> [What is asked]: Restate the listing below word for word, omitting any images.

Stored records:
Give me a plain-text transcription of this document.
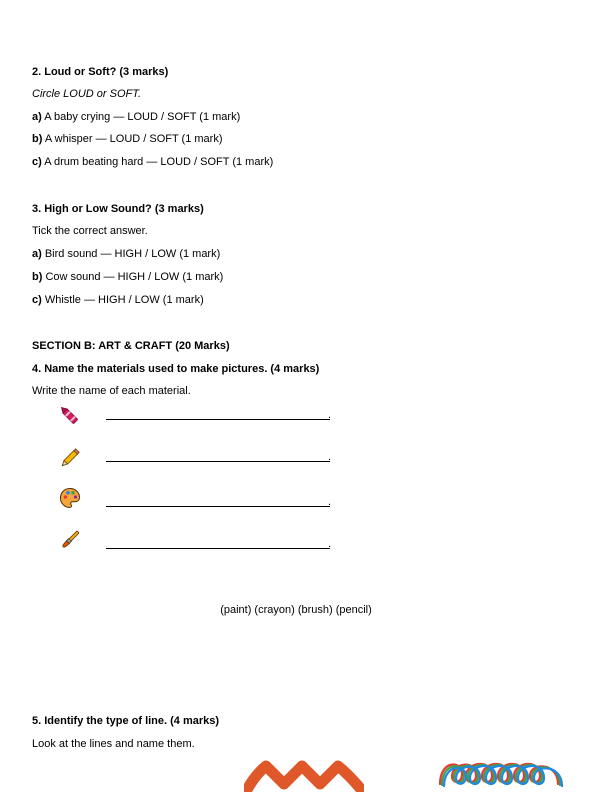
2. Loud or Soft? (3 marks)
Circle LOUD or SOFT.
a) A baby crying — LOUD / SOFT (1 mark)
b) A whisper — LOUD / SOFT (1 mark)
c) A drum beating hard — LOUD / SOFT (1 mark)
3. High or Low Sound? (3 marks)
Tick the correct answer.
a) Bird sound — HIGH / LOW (1 mark)
b) Cow sound — HIGH / LOW (1 mark)
c) Whistle — HIGH / LOW (1 mark)
SECTION B: ART & CRAFT (20 Marks)
4. Name the materials used to make pictures. (4 marks)
Write the name of each material.
.
.
.
.
(paint) (crayon) (brush) (pencil)
5. Identify the type of line. (4 marks)
Look at the lines and name them.
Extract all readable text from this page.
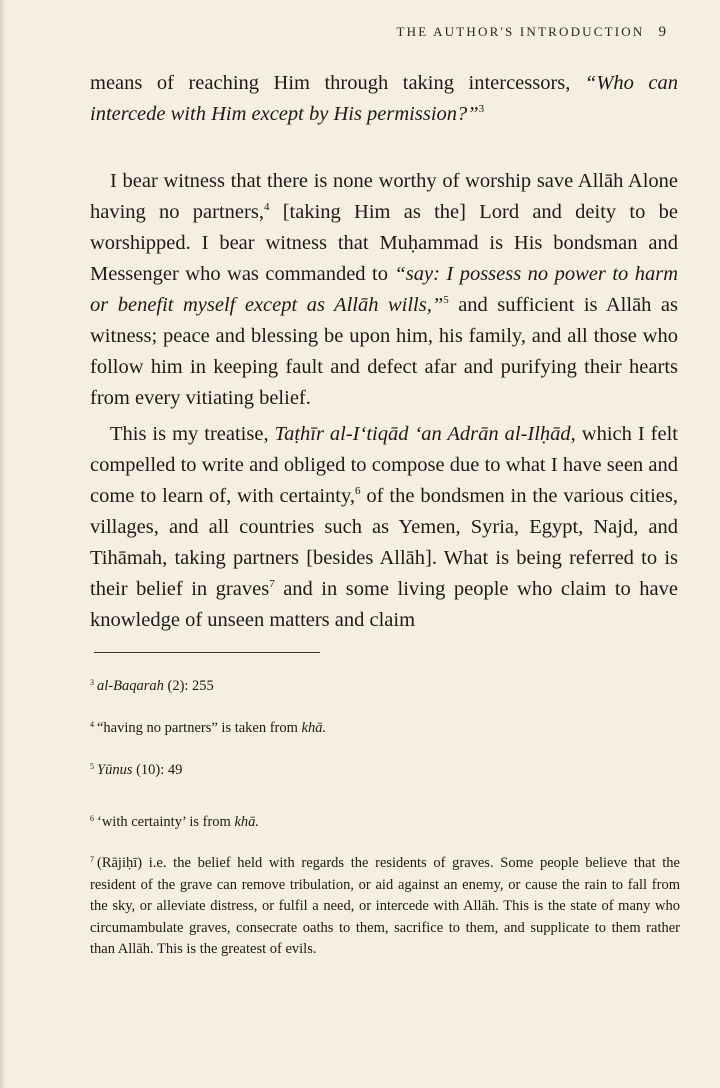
THE AUTHOR'S INTRODUCTION 9

means of reaching Him through taking intercessors, “Who can intercede with Him except by His permission?”$^3$

I bear witness that there is none worthy of worship save Allāh Alone having no partners,$^4$ [taking Him as the] Lord and deity to be worshipped. I bear witness that Muḥammad is His bondsman and Messenger who was commanded to “say: I possess no power to harm or benefit myself except as Allāh wills,”$^5$ and sufficient is Allāh as witness; peace and blessing be upon him, his family, and all those who follow him in keeping fault and defect afar and purifying their hearts from every vitiating belief.

This is my treatise, Taṭhīr al-I‘tiqād ‘an Adrān al-Ilḥād, which I felt compelled to write and obliged to compose due to what I have seen and come to learn of, with certainty,$^6$ of the bondsmen in the various cities, villages, and all countries such as Yemen, Syria, Egypt, Najd, and Tihāmah, taking partners [besides Allāh]. What is being referred to is their belief in graves$^7$ and in some living people who claim to have knowledge of unseen matters and claim

$^3$ al-Baqarah (2): 255
$^4$ “having no partners” is taken from khā.
$^5$ Yūnus (10): 49
$^6$ ‘with certainty’ is from khā.
$^7$ (Rājiḥī) i.e. the belief held with regards the residents of graves. Some people believe that the resident of the grave can remove tribulation, or aid against an enemy, or cause the rain to fall from the sky, or alleviate distress, or fulfil a need, or intercede with Allāh. This is the state of many who circumambulate graves, consecrate oaths to them, sacrifice to them, and supplicate to them rather than Allāh. This is the greatest of evils.
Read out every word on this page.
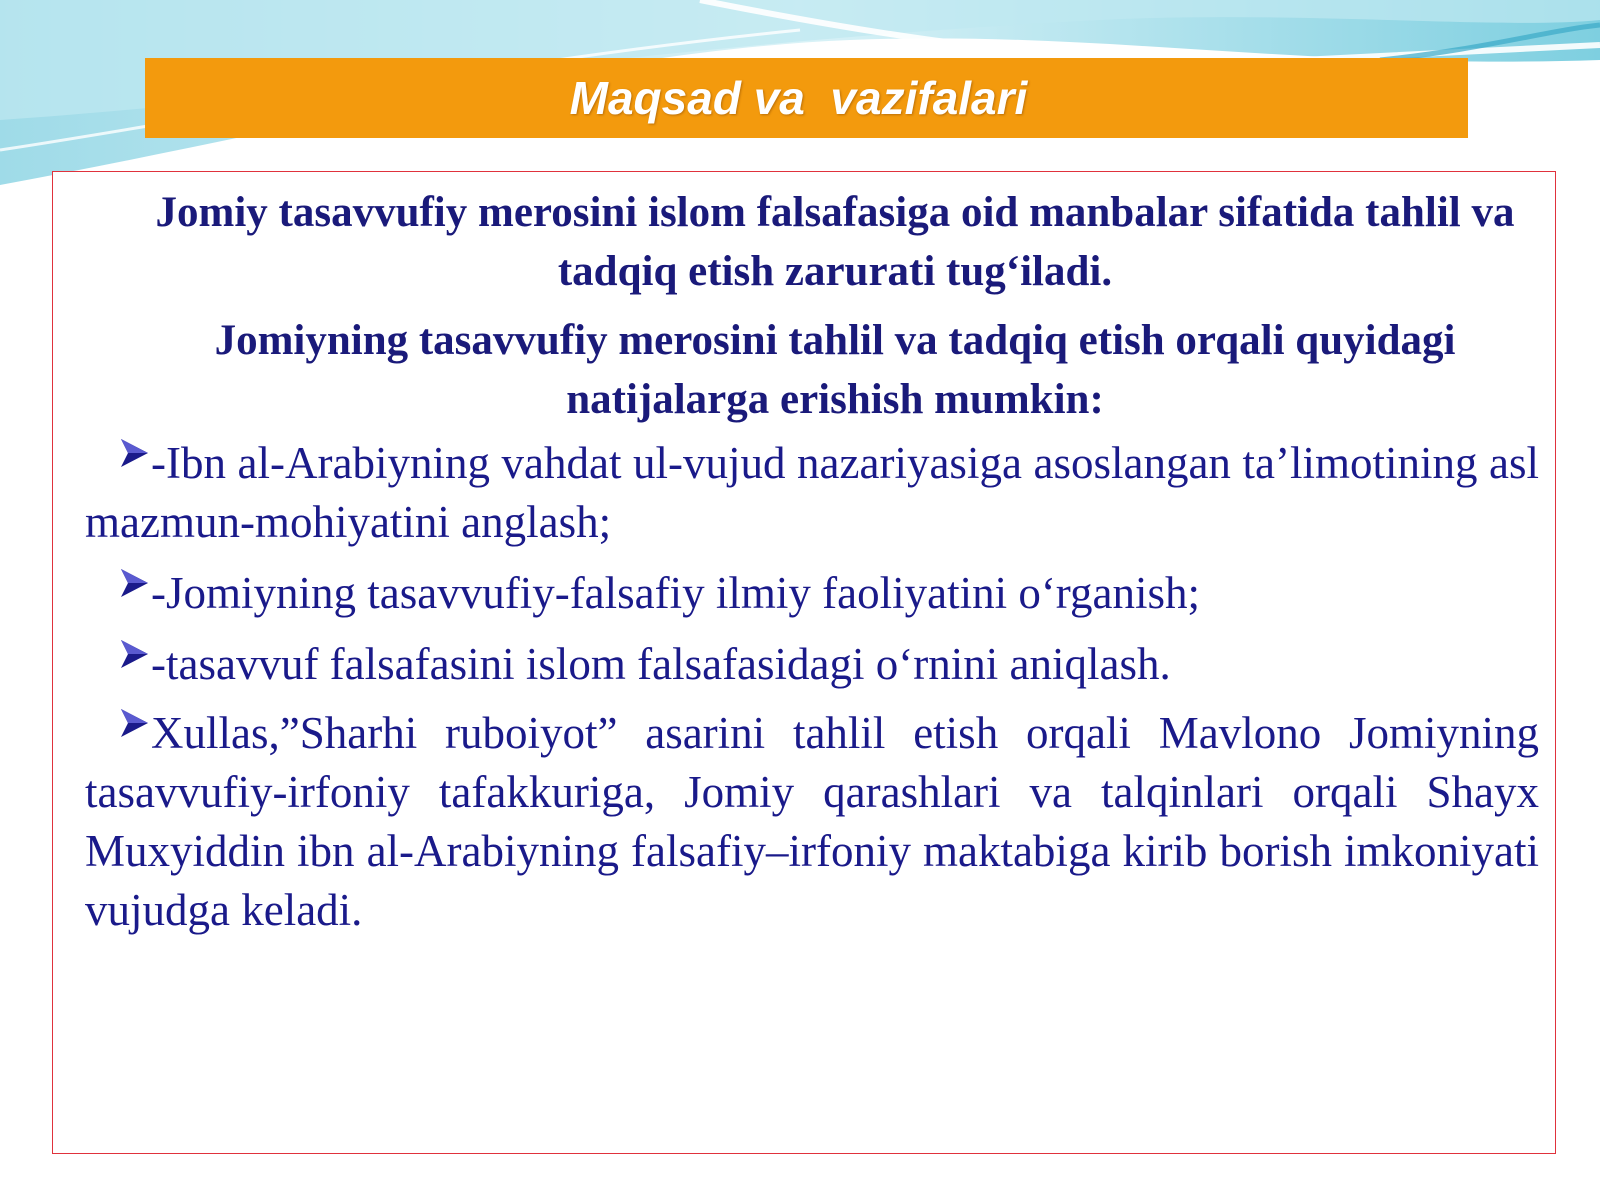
Maqsad va  vazifalari

Jomiy tasavvufiy merosini islom falsafasiga oid manbalar sifatida tahlil va tadqiq etish zarurati tug‘iladi.

Jomiyning tasavvufiy merosini tahlil va tadqiq etish orqali quyidagi natijalarga erishish mumkin:

-Ibn al-Arabiyning vahdat ul-vujud nazariyasiga asoslangan ta’limotining asl mazmun-mohiyatini anglash;

-Jomiyning tasavvufiy-falsafiy ilmiy faoliyatini o‘rganish;

-tasavvuf falsafasini islom falsafasidagi o‘rnini aniqlash.

Xullas,”Sharhi ruboiyot” asarini tahlil etish orqali Mavlono Jomiyning tasavvufiy-irfoniy tafakkuriga, Jomiy qarashlari va talqinlari orqali Shayx Muxyiddin ibn al-Arabiyning falsafiy–irfoniy maktabiga kirib borish imkoniyati vujudga keladi.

> [Written response]:
Give me a plain-text transcription of this document.
2. Loud or Soft? (3 marks)
Circle LOUD or SOFT.
a) A baby crying — LOUD / SOFT (1 mark)
b) A whisper — LOUD / SOFT (1 mark)
c) A drum beating hard — LOUD / SOFT (1 mark)
3. High or Low Sound? (3 marks)
Tick the correct answer.
a) Bird sound — HIGH / LOW (1 mark)
b) Cow sound — HIGH / LOW (1 mark)
c) Whistle — HIGH / LOW (1 mark)
SECTION B: ART & CRAFT (20 Marks)
4. Name the materials used to make pictures. (4 marks)
Write the name of each material.
.
.
.
.
(paint) (crayon) (brush) (pencil)
5. Identify the type of line. (4 marks)
Look at the lines and name them.
Extract all readable text from this page.
THE AUTHOR'S INTRODUCTION 9

means of reaching Him through taking intercessors, “Who can intercede with Him except by His permission?”$^3$

I bear witness that there is none worthy of worship save Allāh Alone having no partners,$^4$ [taking Him as the] Lord and deity to be worshipped. I bear witness that Muḥammad is His bondsman and Messenger who was commanded to “say: I possess no power to harm or benefit myself except as Allāh wills,”$^5$ and sufficient is Allāh as witness; peace and blessing be upon him, his family, and all those who follow him in keeping fault and defect afar and purifying their hearts from every vitiating belief.

This is my treatise, Taṭhīr al-I‘tiqād ‘an Adrān al-Ilḥād, which I felt compelled to write and obliged to compose due to what I have seen and come to learn of, with certainty,$^6$ of the bondsmen in the various cities, villages, and all countries such as Yemen, Syria, Egypt, Najd, and Tihāmah, taking partners [besides Allāh]. What is being referred to is their belief in graves$^7$ and in some living people who claim to have knowledge of unseen matters and claim

$^3$ al-Baqarah (2): 255
$^4$ “having no partners” is taken from khā.
$^5$ Yūnus (10): 49
$^6$ ‘with certainty’ is from khā.
$^7$ (Rājiḥī) i.e. the belief held with regards the residents of graves. Some people believe that the resident of the grave can remove tribulation, or aid against an enemy, or cause the rain to fall from the sky, or alleviate distress, or fulfil a need, or intercede with Allāh. This is the state of many who circumambulate graves, consecrate oaths to them, sacrifice to them, and supplicate to them rather than Allāh. This is the greatest of evils.
Read out every word on this page.
Maqsad va  vazifalari

Jomiy tasavvufiy merosini islom falsafasiga oid manbalar sifatida tahlil va tadqiq etish zarurati tug‘iladi.

Jomiyning tasavvufiy merosini tahlil va tadqiq etish orqali quyidagi natijalarga erishish mumkin:

-Ibn al-Arabiyning vahdat ul-vujud nazariyasiga asoslangan ta’limotining asl mazmun-mohiyatini anglash;

-Jomiyning tasavvufiy-falsafiy ilmiy faoliyatini o‘rganish;

-tasavvuf falsafasini islom falsafasidagi o‘rnini aniqlash.

Xullas,”Sharhi ruboiyot” asarini tahlil etish orqali Mavlono Jomiyning tasavvufiy-irfoniy tafakkuriga, Jomiy qarashlari va talqinlari orqali Shayx Muxyiddin ibn al-Arabiyning falsafiy–irfoniy maktabiga kirib borish imkoniyati vujudga keladi.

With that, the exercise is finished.